[Extracted data entries]
■ ■ ■ ■ ■ ■ ■

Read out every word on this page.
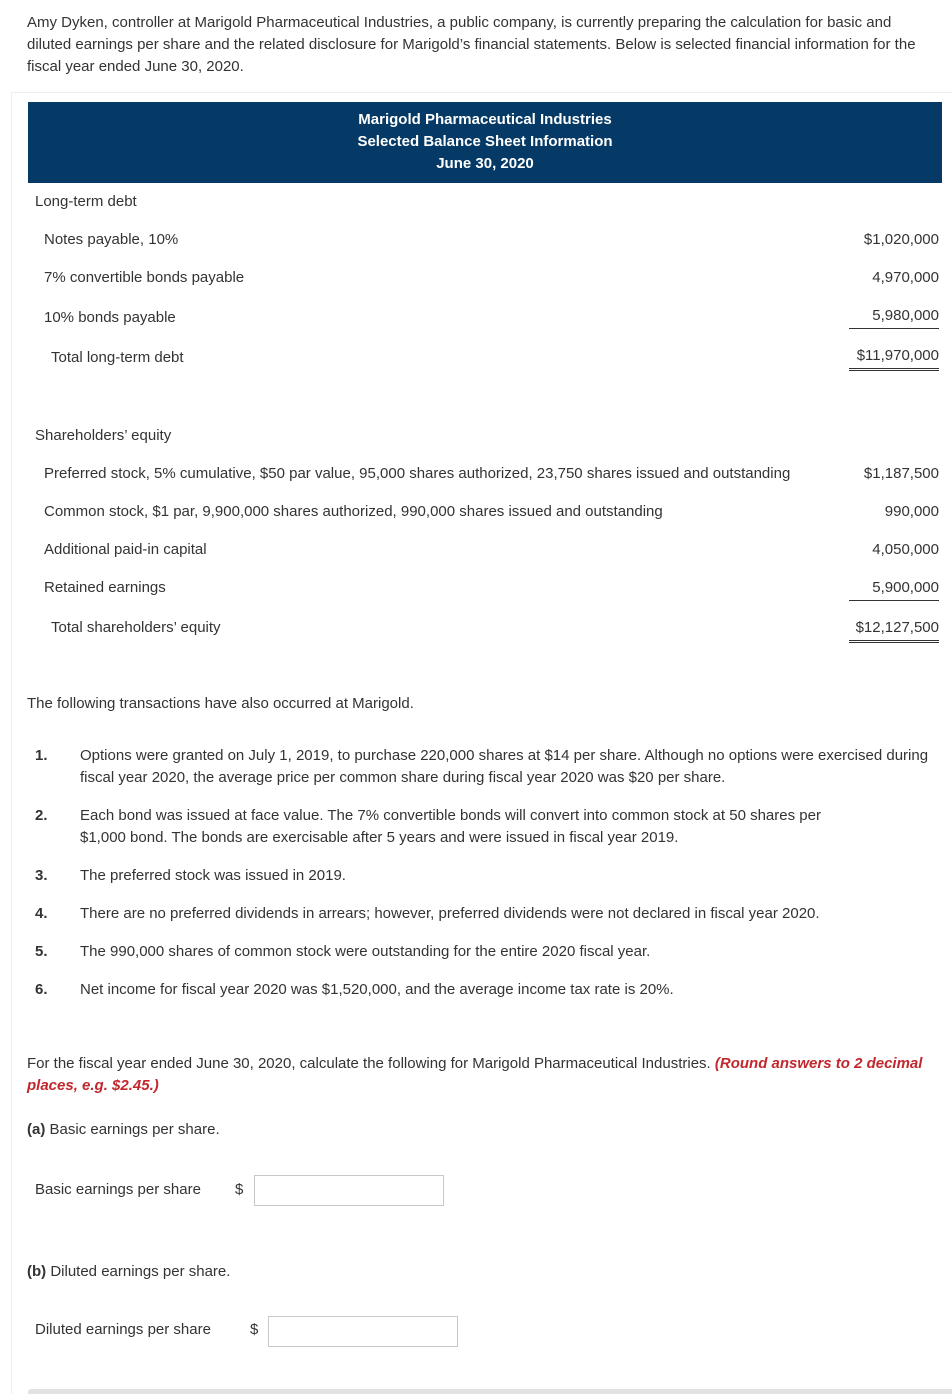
Amy Dyken, controller at Marigold Pharmaceutical Industries, a public company, is currently preparing the calculation for basic and diluted earnings per share and the related disclosure for Marigold’s financial statements. Below is selected financial information for the fiscal year ended June 30, 2020.
Marigold Pharmaceutical Industries
Selected Balance Sheet Information
June 30, 2020
Long-term debt
Notes payable, 10%	$1,020,000
7% convertible bonds payable	4,970,000
10% bonds payable	5,980,000
Total long-term debt	$11,970,000
Shareholders’ equity
Preferred stock, 5% cumulative, $50 par value, 95,000 shares authorized, 23,750 shares issued and outstanding	$1,187,500
Common stock, $1 par, 9,900,000 shares authorized, 990,000 shares issued and outstanding	990,000
Additional paid-in capital	4,050,000
Retained earnings	5,900,000
Total shareholders’ equity	$12,127,500
The following transactions have also occurred at Marigold.
1.	Options were granted on July 1, 2019, to purchase 220,000 shares at $14 per share. Although no options were exercised during fiscal year 2020, the average price per common share during fiscal year 2020 was $20 per share.
2.	Each bond was issued at face value. The 7% convertible bonds will convert into common stock at 50 shares per $1,000 bond. The bonds are exercisable after 5 years and were issued in fiscal year 2019.
3.	The preferred stock was issued in 2019.
4.	There are no preferred dividends in arrears; however, preferred dividends were not declared in fiscal year 2020.
5.	The 990,000 shares of common stock were outstanding for the entire 2020 fiscal year.
6.	Net income for fiscal year 2020 was $1,520,000, and the average income tax rate is 20%.
For the fiscal year ended June 30, 2020, calculate the following for Marigold Pharmaceutical Industries. (Round answers to 2 decimal places, e.g. $2.45.)
(a) Basic earnings per share.
Basic earnings per share $
(b) Diluted earnings per share.
Diluted earnings per share	$
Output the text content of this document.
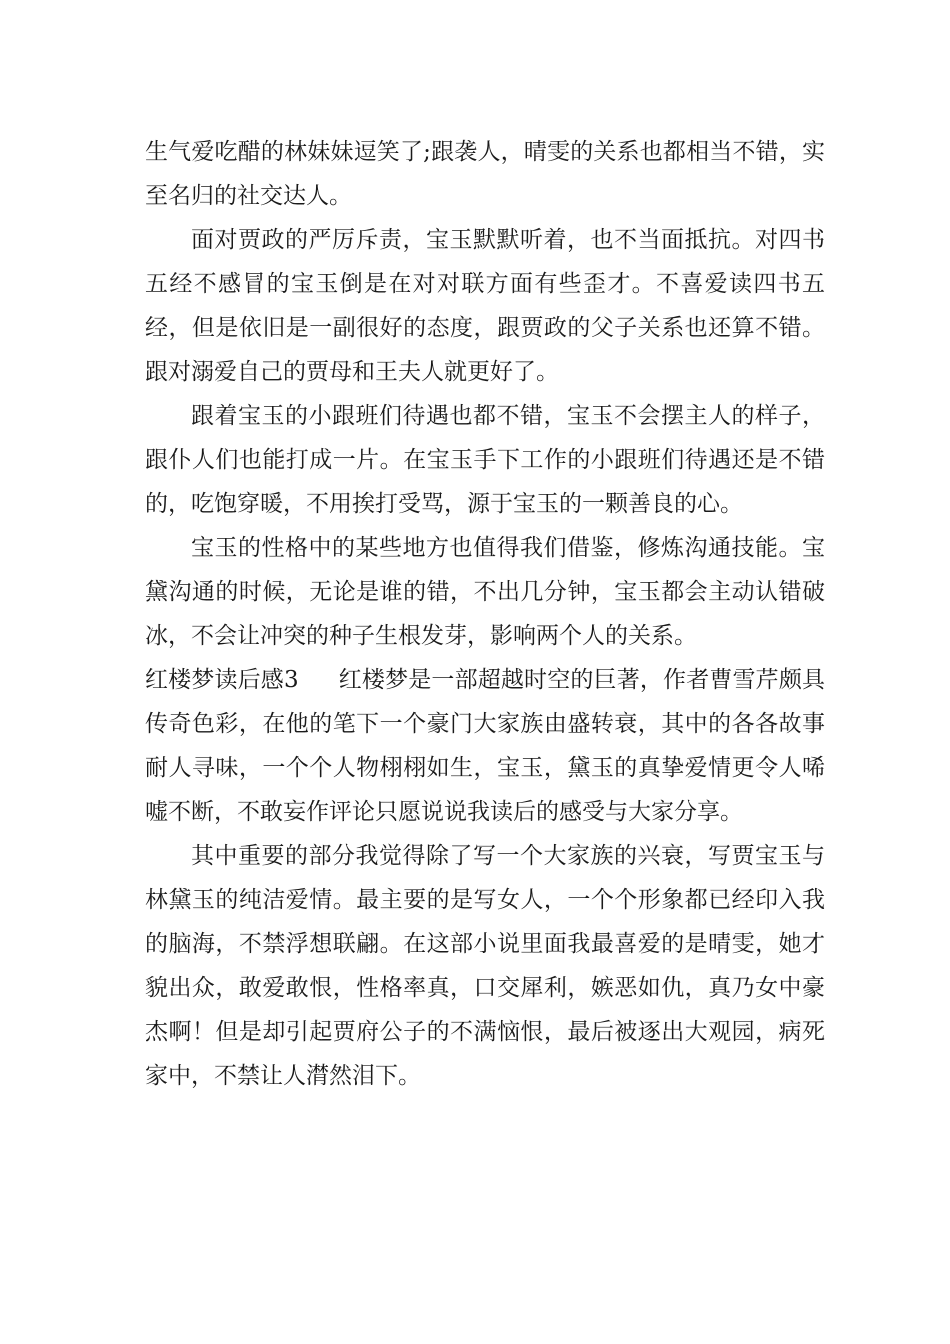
生气爱吃醋的林妹妹逗笑了;跟袭人，晴雯的关系也都相当不错，实至名归的社交达人。

面对贾政的严厉斥责，宝玉默默听着，也不当面抵抗。对四书五经不感冒的宝玉倒是在对对联方面有些歪才。不喜爱读四书五经，但是依旧是一副很好的态度，跟贾政的父子关系也还算不错。跟对溺爱自己的贾母和王夫人就更好了。

跟着宝玉的小跟班们待遇也都不错，宝玉不会摆主人的样子，跟仆人们也能打成一片。在宝玉手下工作的小跟班们待遇还是不错的，吃饱穿暖，不用挨打受骂，源于宝玉的一颗善良的心。

宝玉的性格中的某些地方也值得我们借鉴，修炼沟通技能。宝黛沟通的时候，无论是谁的错，不出几分钟，宝玉都会主动认错破冰，不会让冲突的种子生根发芽，影响两个人的关系。

红楼梦读后感3 红楼梦是一部超越时空的巨著，作者曹雪芹颇具传奇色彩，在他的笔下一个豪门大家族由盛转衰，其中的各各故事耐人寻味，一个个人物栩栩如生，宝玉，黛玉的真挚爱情更令人唏嘘不断，不敢妄作评论只愿说说我读后的感受与大家分享。

其中重要的部分我觉得除了写一个大家族的兴衰，写贾宝玉与林黛玉的纯洁爱情。最主要的是写女人，一个个形象都已经印入我的脑海，不禁浮想联翩。在这部小说里面我最喜爱的是晴雯，她才貌出众，敢爱敢恨，性格率真，口交犀利，嫉恶如仇，真乃女中豪杰啊！但是却引起贾府公子的不满恼恨，最后被逐出大观园，病死家中，不禁让人潸然泪下。
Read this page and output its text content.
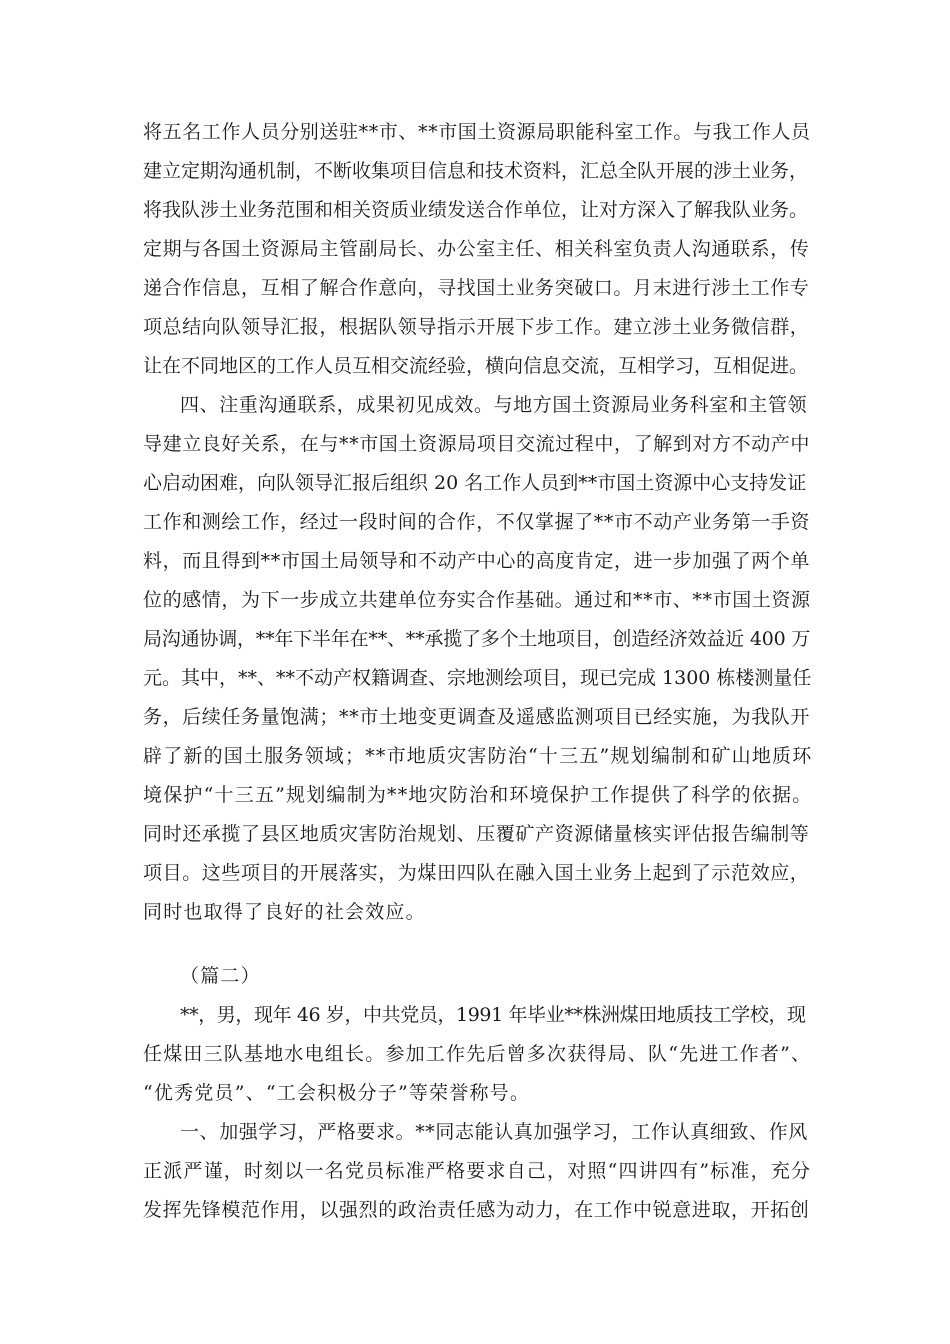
将五名工作人员分别送驻**市、**市国土资源局职能科室工作。与我工作人员
建立定期沟通机制，不断收集项目信息和技术资料，汇总全队开展的涉土业务，
将我队涉土业务范围和相关资质业绩发送合作单位，让对方深入了解我队业务。
定期与各国土资源局主管副局长、办公室主任、相关科室负责人沟通联系，传
递合作信息，互相了解合作意向，寻找国土业务突破口。月末进行涉土工作专
项总结向队领导汇报，根据队领导指示开展下步工作。建立涉土业务微信群，
让在不同地区的工作人员互相交流经验，横向信息交流，互相学习，互相促进。
四、注重沟通联系，成果初见成效。与地方国土资源局业务科室和主管领
导建立良好关系，在与**市国土资源局项目交流过程中，了解到对方不动产中
心启动困难，向队领导汇报后组织 20 名工作人员到**市国土资源中心支持发证
工作和测绘工作，经过一段时间的合作，不仅掌握了**市不动产业务第一手资
料，而且得到**市国土局领导和不动产中心的高度肯定，进一步加强了两个单
位的感情，为下一步成立共建单位夯实合作基础。通过和**市、**市国土资源
局沟通协调，**年下半年在**、**承揽了多个土地项目，创造经济效益近 400 万
元。其中，**、**不动产权籍调查、宗地测绘项目，现已完成 1300 栋楼测量任
务，后续任务量饱满；**市土地变更调查及遥感监测项目已经实施，为我队开
辟了新的国土服务领域；**市地质灾害防治“十三五”规划编制和矿山地质环
境保护“十三五”规划编制为**地灾防治和环境保护工作提供了科学的依据。
同时还承揽了县区地质灾害防治规划、压覆矿产资源储量核实评估报告编制等
项目。这些项目的开展落实，为煤田四队在融入国土业务上起到了示范效应，
同时也取得了良好的社会效应。
（篇二）
**，男，现年 46 岁，中共党员，1991 年毕业**株洲煤田地质技工学校，现
任煤田三队基地水电组长。参加工作先后曾多次获得局、队“先进工作者”、
“优秀党员”、“工会积极分子”等荣誉称号。
一、加强学习，严格要求。**同志能认真加强学习，工作认真细致、作风
正派严谨，时刻以一名党员标准严格要求自己，对照“四讲四有”标准，充分
发挥先锋模范作用，以强烈的政治责任感为动力，在工作中锐意进取，开拓创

■ ■ ■ ■ ■ ■ ■

EXERCISE DIRECTIONS> Transcribe each line above verbatim, with the pictures left out.

RESPONSE>
Read out every word on this page.
Amy Dyken, controller at Marigold Pharmaceutical Industries, a public company, is currently preparing the calculation for basic and diluted earnings per share and the related disclosure for Marigold’s financial statements. Below is selected financial information for the fiscal year ended June 30, 2020.
Marigold Pharmaceutical Industries
Selected Balance Sheet Information
June 30, 2020
Long-term debt
Notes payable, 10%	$1,020,000
7% convertible bonds payable	4,970,000
10% bonds payable	5,980,000
Total long-term debt	$11,970,000
Shareholders’ equity
Preferred stock, 5% cumulative, $50 par value, 95,000 shares authorized, 23,750 shares issued and outstanding	$1,187,500
Common stock, $1 par, 9,900,000 shares authorized, 990,000 shares issued and outstanding	990,000
Additional paid-in capital	4,050,000
Retained earnings	5,900,000
Total shareholders’ equity	$12,127,500
The following transactions have also occurred at Marigold.
1.	Options were granted on July 1, 2019, to purchase 220,000 shares at $14 per share. Although no options were exercised during fiscal year 2020, the average price per common share during fiscal year 2020 was $20 per share.
2.	Each bond was issued at face value. The 7% convertible bonds will convert into common stock at 50 shares per $1,000 bond. The bonds are exercisable after 5 years and were issued in fiscal year 2019.
3.	The preferred stock was issued in 2019.
4.	There are no preferred dividends in arrears; however, preferred dividends were not declared in fiscal year 2020.
5.	The 990,000 shares of common stock were outstanding for the entire 2020 fiscal year.
6.	Net income for fiscal year 2020 was $1,520,000, and the average income tax rate is 20%.
For the fiscal year ended June 30, 2020, calculate the following for Marigold Pharmaceutical Industries. (Round answers to 2 decimal places, e.g. $2.45.)
(a) Basic earnings per share.
Basic earnings per share $
(b) Diluted earnings per share.
Diluted earnings per share	$
Output the text content of this document.
生气爱吃醋的林妹妹逗笑了;跟袭人，晴雯的关系也都相当不错，实至名归的社交达人。

面对贾政的严厉斥责，宝玉默默听着，也不当面抵抗。对四书五经不感冒的宝玉倒是在对对联方面有些歪才。不喜爱读四书五经，但是依旧是一副很好的态度，跟贾政的父子关系也还算不错。跟对溺爱自己的贾母和王夫人就更好了。

跟着宝玉的小跟班们待遇也都不错，宝玉不会摆主人的样子，跟仆人们也能打成一片。在宝玉手下工作的小跟班们待遇还是不错的，吃饱穿暖，不用挨打受骂，源于宝玉的一颗善良的心。

宝玉的性格中的某些地方也值得我们借鉴，修炼沟通技能。宝黛沟通的时候，无论是谁的错，不出几分钟，宝玉都会主动认错破冰，不会让冲突的种子生根发芽，影响两个人的关系。

红楼梦读后感3 红楼梦是一部超越时空的巨著，作者曹雪芹颇具传奇色彩，在他的笔下一个豪门大家族由盛转衰，其中的各各故事耐人寻味，一个个人物栩栩如生，宝玉，黛玉的真挚爱情更令人唏嘘不断，不敢妄作评论只愿说说我读后的感受与大家分享。

其中重要的部分我觉得除了写一个大家族的兴衰，写贾宝玉与林黛玉的纯洁爱情。最主要的是写女人，一个个形象都已经印入我的脑海，不禁浮想联翩。在这部小说里面我最喜爱的是晴雯，她才貌出众，敢爱敢恨，性格率真，口交犀利，嫉恶如仇，真乃女中豪杰啊！但是却引起贾府公子的不满恼恨，最后被逐出大观园，病死家中，不禁让人潸然泪下。
Read this page and output its text content.
将五名工作人员分别送驻**市、**市国土资源局职能科室工作。与我工作人员
建立定期沟通机制，不断收集项目信息和技术资料，汇总全队开展的涉土业务，
将我队涉土业务范围和相关资质业绩发送合作单位，让对方深入了解我队业务。
定期与各国土资源局主管副局长、办公室主任、相关科室负责人沟通联系，传
递合作信息，互相了解合作意向，寻找国土业务突破口。月末进行涉土工作专
项总结向队领导汇报，根据队领导指示开展下步工作。建立涉土业务微信群，
让在不同地区的工作人员互相交流经验，横向信息交流，互相学习，互相促进。
四、注重沟通联系，成果初见成效。与地方国土资源局业务科室和主管领
导建立良好关系，在与**市国土资源局项目交流过程中，了解到对方不动产中
心启动困难，向队领导汇报后组织 20 名工作人员到**市国土资源中心支持发证
工作和测绘工作，经过一段时间的合作，不仅掌握了**市不动产业务第一手资
料，而且得到**市国土局领导和不动产中心的高度肯定，进一步加强了两个单
位的感情，为下一步成立共建单位夯实合作基础。通过和**市、**市国土资源
局沟通协调，**年下半年在**、**承揽了多个土地项目，创造经济效益近 400 万
元。其中，**、**不动产权籍调查、宗地测绘项目，现已完成 1300 栋楼测量任
务，后续任务量饱满；**市土地变更调查及遥感监测项目已经实施，为我队开
辟了新的国土服务领域；**市地质灾害防治“十三五”规划编制和矿山地质环
境保护“十三五”规划编制为**地灾防治和环境保护工作提供了科学的依据。
同时还承揽了县区地质灾害防治规划、压覆矿产资源储量核实评估报告编制等
项目。这些项目的开展落实，为煤田四队在融入国土业务上起到了示范效应，
同时也取得了良好的社会效应。
（篇二）
**，男，现年 46 岁，中共党员，1991 年毕业**株洲煤田地质技工学校，现
任煤田三队基地水电组长。参加工作先后曾多次获得局、队“先进工作者”、
“优秀党员”、“工会积极分子”等荣誉称号。
一、加强学习，严格要求。**同志能认真加强学习，工作认真细致、作风
正派严谨，时刻以一名党员标准严格要求自己，对照“四讲四有”标准，充分
发挥先锋模范作用，以强烈的政治责任感为动力，在工作中锐意进取，开拓创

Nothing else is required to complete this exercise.